- _Stated exercise_: Format every line of the records as a Markdown table with the columns Row and Line, numbering the rows and leaving out blank lines. Keep the pictures out of the table.

- _Raw records_:
+-------+
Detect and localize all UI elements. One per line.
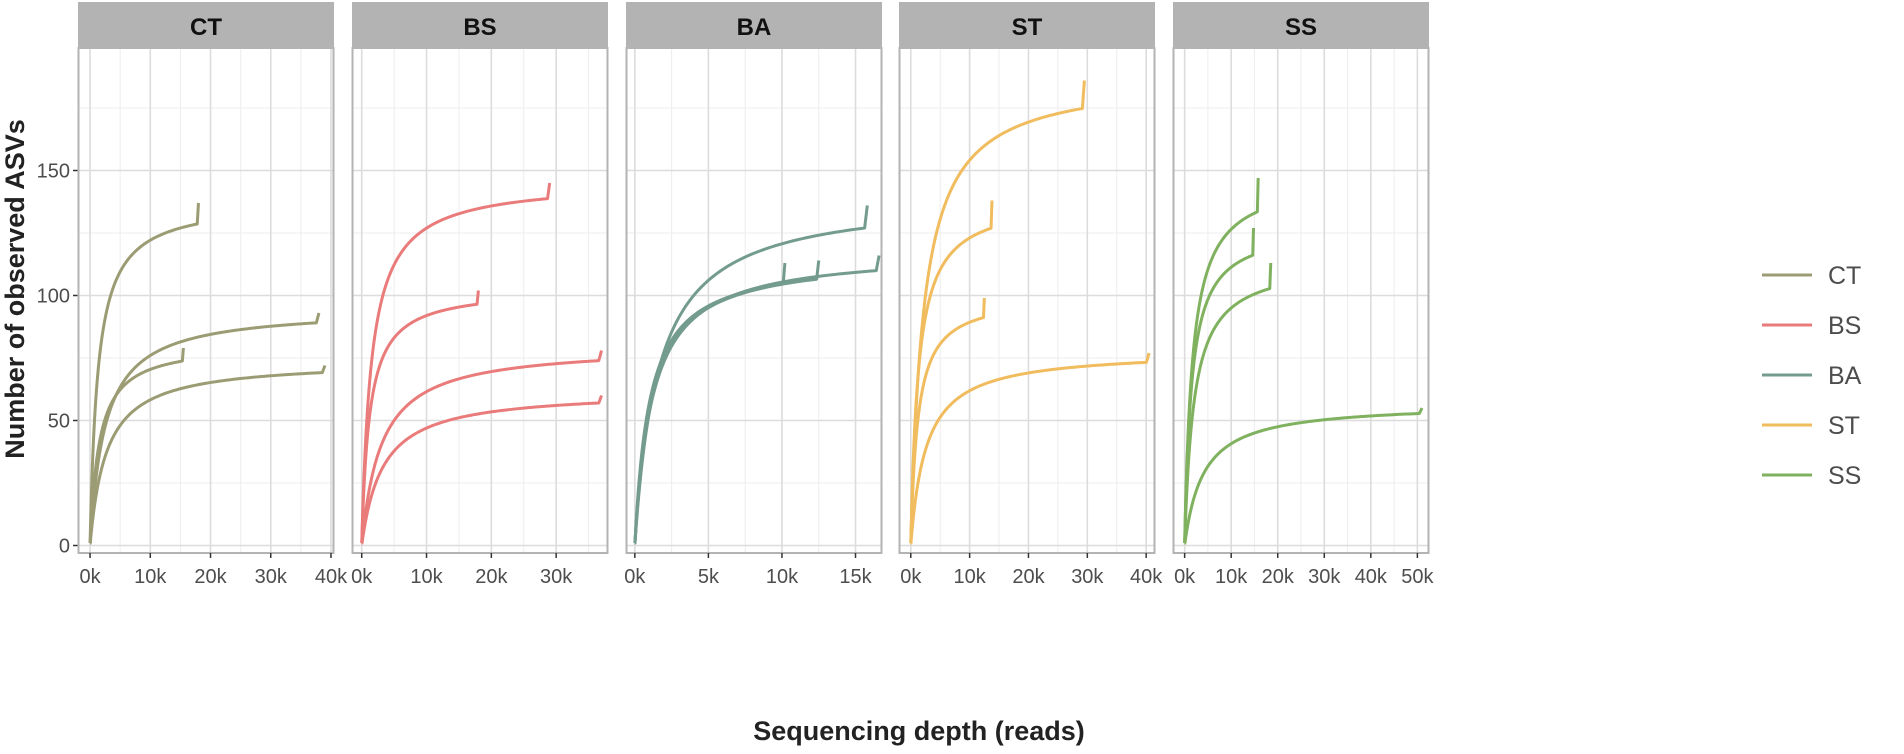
x-tick-label: 0k	[1174, 566, 1196, 588]
y-tick-label-0: 0	[59, 536, 70, 558]
x-tick-label: 40k	[1130, 566, 1163, 588]
panels-layer: 0 50 100 150 CT 0k 10k 20k 30k 40k BS 0k 10k 20k 30k BA…	[37, 2, 1434, 588]
curve-ct-3	[88, 347, 185, 545]
curve-bs-2	[360, 290, 480, 545]
legend-item-ct: CT	[1762, 262, 1861, 290]
legend-item-ba: BA	[1762, 362, 1862, 390]
legend: CT BS BA ST SS	[1762, 262, 1862, 490]
x-tick-label: 30k	[1308, 566, 1341, 588]
x-tick-label: 30k	[540, 566, 573, 588]
panel-strip	[899, 2, 1155, 48]
curve-ss-3	[1183, 262, 1273, 545]
curve-ct-4	[88, 364, 327, 545]
curve-st-3	[909, 297, 986, 545]
curve-ss-2	[1183, 227, 1256, 545]
panel-strip	[1173, 2, 1429, 48]
panel-bs: BS 0k 10k 20k 30k	[351, 2, 609, 588]
panel-ss: SS 0k 10k 20k 30k 40k 50k	[1172, 2, 1434, 588]
panel-background	[626, 48, 882, 553]
curve-bs-1	[360, 182, 552, 545]
x-tick-label: 10k	[1215, 566, 1248, 588]
panel-st: ST 0k 10k 20k 30k 40k	[898, 2, 1163, 588]
curve-ct-2	[88, 312, 321, 545]
curve-ba-4	[633, 262, 787, 545]
panel-strip-label: BS	[463, 14, 496, 41]
legend-label: BA	[1828, 362, 1862, 390]
panel-ba: BA 0k 5k 10k 15k	[624, 2, 883, 588]
x-tick-label: 15k	[839, 566, 872, 588]
curve-st-4	[909, 352, 1151, 545]
curve-bs-4	[360, 394, 603, 545]
x-tick-label: 40k	[1355, 566, 1388, 588]
curve-ss-4	[1183, 407, 1424, 545]
x-tick-label: 50k	[1401, 566, 1434, 588]
panel-strip	[626, 2, 882, 48]
panel-background	[78, 48, 334, 553]
x-tick-label: 10k	[410, 566, 443, 588]
x-tick-label: 10k	[766, 566, 799, 588]
panel-strip-label: ST	[1012, 14, 1043, 41]
legend-item-bs: BS	[1762, 312, 1861, 340]
panel-background	[899, 48, 1155, 553]
x-tick-label: 5k	[698, 566, 720, 588]
legend-label: SS	[1828, 462, 1861, 490]
panel-strip-label: CT	[190, 14, 222, 41]
panel-strip	[78, 2, 334, 48]
curve-bs-3	[360, 350, 603, 545]
x-tick-label: 30k	[255, 566, 288, 588]
panel-strip-label: SS	[1285, 14, 1317, 41]
x-tick-label: 20k	[194, 566, 227, 588]
y-axis-label: Number of observed ASVs	[0, 119, 30, 459]
x-tick-label: 10k	[953, 566, 986, 588]
panel-ct: CT 0k 10k 20k 30k 40k	[77, 2, 348, 588]
curve-ct-1	[88, 202, 200, 545]
panel-strip	[352, 2, 608, 48]
x-tick-label: 20k	[1262, 566, 1295, 588]
x-tick-label: 0k	[900, 566, 922, 588]
x-tick-label: 20k	[475, 566, 508, 588]
x-tick-label: 0k	[624, 566, 646, 588]
x-tick-label: 20k	[1012, 566, 1045, 588]
y-tick-label-150: 150	[37, 161, 70, 183]
legend-item-ss: SS	[1762, 462, 1861, 490]
panel-strip-label: BA	[737, 14, 772, 41]
x-tick-label: 30k	[1071, 566, 1104, 588]
y-tick-label-50: 50	[48, 411, 70, 433]
x-tick-label: 0k	[79, 566, 101, 588]
legend-label: ST	[1828, 412, 1860, 440]
curve-st-2	[909, 200, 994, 545]
x-tick-label: 0k	[351, 566, 373, 588]
x-tick-label: 10k	[134, 566, 167, 588]
x-axis-label: Sequencing depth (reads)	[753, 716, 1085, 746]
legend-label: BS	[1828, 312, 1861, 340]
panel-background	[352, 48, 608, 553]
y-tick-label-100: 100	[37, 286, 70, 308]
x-tick-label: 40k	[315, 566, 348, 588]
legend-item-st: ST	[1762, 412, 1860, 440]
legend-label: CT	[1828, 262, 1861, 290]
+-------+
- _Solution to the problem_:
| Row | Line |
|---|---|
| 1 | Detect and localize all UI elements. One per line. |
| 2 | x-tick-label: 0k	[1174, 566, 1196, 588] |
| 3 | y-tick-label-0: 0	[59, 536, 70, 558] |
| 4 | x-tick-label: 40k	[1130, 566, 1163, 588] |
| 5 | panels-layer: 0 50 100 150 CT 0k 10k 20k 30k 40k BS 0k 10k 20k 30k BA…	[37, 2, 1434, 588] |
| 6 | curve-ct-3	[88, 347, 185, 545] |
| 7 | curve-bs-2	[360, 290, 480, 545] |
| 8 | legend-item-ct: CT	[1762, 262, 1861, 290] |
| 9 | legend-item-ba: BA	[1762, 362, 1862, 390] |
| 10 | legend: CT BS BA ST SS	[1762, 262, 1862, 490] |
| 11 | x-tick-label: 30k	[1308, 566, 1341, 588] |
| 12 | x-tick-label: 30k	[540, 566, 573, 588] |
| 13 | panel-strip	[899, 2, 1155, 48] |
| 14 | curve-ss-3	[1183, 262, 1273, 545] |
| 15 | curve-ct-4	[88, 364, 327, 545] |
| 16 | curve-st-3	[909, 297, 986, 545] |
| 17 | curve-ss-2	[1183, 227, 1256, 545] |
| 18 | panel-strip	[1173, 2, 1429, 48] |
| 19 | panel-bs: BS 0k 10k 20k 30k	[351, 2, 609, 588] |
| 20 | panel-ss: SS 0k 10k 20k 30k 40k 50k	[1172, 2, 1434, 588] |
| 21 | panel-background	[626, 48, 882, 553] |
| 22 | curve-bs-1	[360, 182, 552, 545] |
| 23 | x-tick-label: 10k	[1215, 566, 1248, 588] |
| 24 | panel-st: ST 0k 10k 20k 30k 40k	[898, 2, 1163, 588] |
| 25 | curve-ct-2	[88, 312, 321, 545] |
| 26 | curve-ba-4	[633, 262, 787, 545] |
| 27 | panel-strip-label: BS	[463, 14, 496, 41] |
| 28 | legend-label: BA	[1828, 362, 1862, 390] |
| 29 | panel-ba: BA 0k 5k 10k 15k	[624, 2, 883, 588] |
| 30 | x-tick-label: 15k	[839, 566, 872, 588] |
| 31 | curve-st-4	[909, 352, 1151, 545] |
| 32 | curve-bs-4	[360, 394, 603, 545] |
| 33 | x-tick-label: 40k	[1355, 566, 1388, 588] |
| 34 | curve-ss-4	[1183, 407, 1424, 545] |
| 35 | x-tick-label: 50k	[1401, 566, 1434, 588] |
| 36 | panel-strip	[626, 2, 882, 48] |
| 37 | panel-background	[78, 48, 334, 553] |
| 38 | x-tick-label: 10k	[410, 566, 443, 588] |
| 39 | x-tick-label: 10k	[766, 566, 799, 588] |
| 40 | panel-strip-label: ST	[1012, 14, 1043, 41] |
| 41 | legend-item-bs: BS	[1762, 312, 1861, 340] |
| 42 | panel-background	[899, 48, 1155, 553] |
| 43 | x-tick-label: 5k	[698, 566, 720, 588] |
| 44 | legend-label: SS	[1828, 462, 1861, 490] |
| 45 | panel-strip-label: CT	[190, 14, 222, 41] |
| 46 | panel-strip	[78, 2, 334, 48] |
| 47 | curve-bs-3	[360, 350, 603, 545] |
| 48 | x-tick-label: 30k	[255, 566, 288, 588] |
| 49 | panel-strip-label: SS	[1285, 14, 1317, 41] |
| 50 | x-tick-label: 20k	[194, 566, 227, 588] |
| 51 | y-axis-label: Number of observed ASVs	[0, 119, 30, 459] |
| 52 | x-tick-label: 10k	[953, 566, 986, 588] |
| 53 | panel-ct: CT 0k 10k 20k 30k 40k	[77, 2, 348, 588] |
| 54 | curve-ct-1	[88, 202, 200, 545] |
| 55 | panel-strip	[352, 2, 608, 48] |
| 56 | x-tick-label: 20k	[1262, 566, 1295, 588] |
| 57 | x-tick-label: 0k	[900, 566, 922, 588] |
| 58 | x-tick-label: 20k	[475, 566, 508, 588] |
| 59 | x-tick-label: 0k	[624, 566, 646, 588] |
| 60 | x-tick-label: 20k	[1012, 566, 1045, 588] |
| 61 | y-tick-label-150: 150	[37, 161, 70, 183] |
| 62 | legend-item-ss: SS	[1762, 462, 1861, 490] |
| 63 | panel-strip-label: BA	[737, 14, 772, 41] |
| 64 | x-tick-label: 30k	[1071, 566, 1104, 588] |
| 65 | y-tick-label-50: 50	[48, 411, 70, 433] |
| 66 | x-tick-label: 0k	[79, 566, 101, 588] |
| 67 | legend-label: ST	[1828, 412, 1860, 440] |
| 68 | curve-st-2	[909, 200, 994, 545] |
| 69 | x-tick-label: 0k	[351, 566, 373, 588] |
| 70 | x-tick-label: 10k	[134, 566, 167, 588] |
| 71 | x-axis-label: Sequencing depth (reads)	[753, 716, 1085, 746] |
| 72 | legend-label: BS	[1828, 312, 1861, 340] |
| 73 | panel-background	[352, 48, 608, 553] |
| 74 | y-tick-label-100: 100	[37, 286, 70, 308] |
| 75 | x-tick-label: 40k	[315, 566, 348, 588] |
| 76 | legend-item-st: ST	[1762, 412, 1860, 440] |
| 77 | legend-label: CT	[1828, 262, 1861, 290] |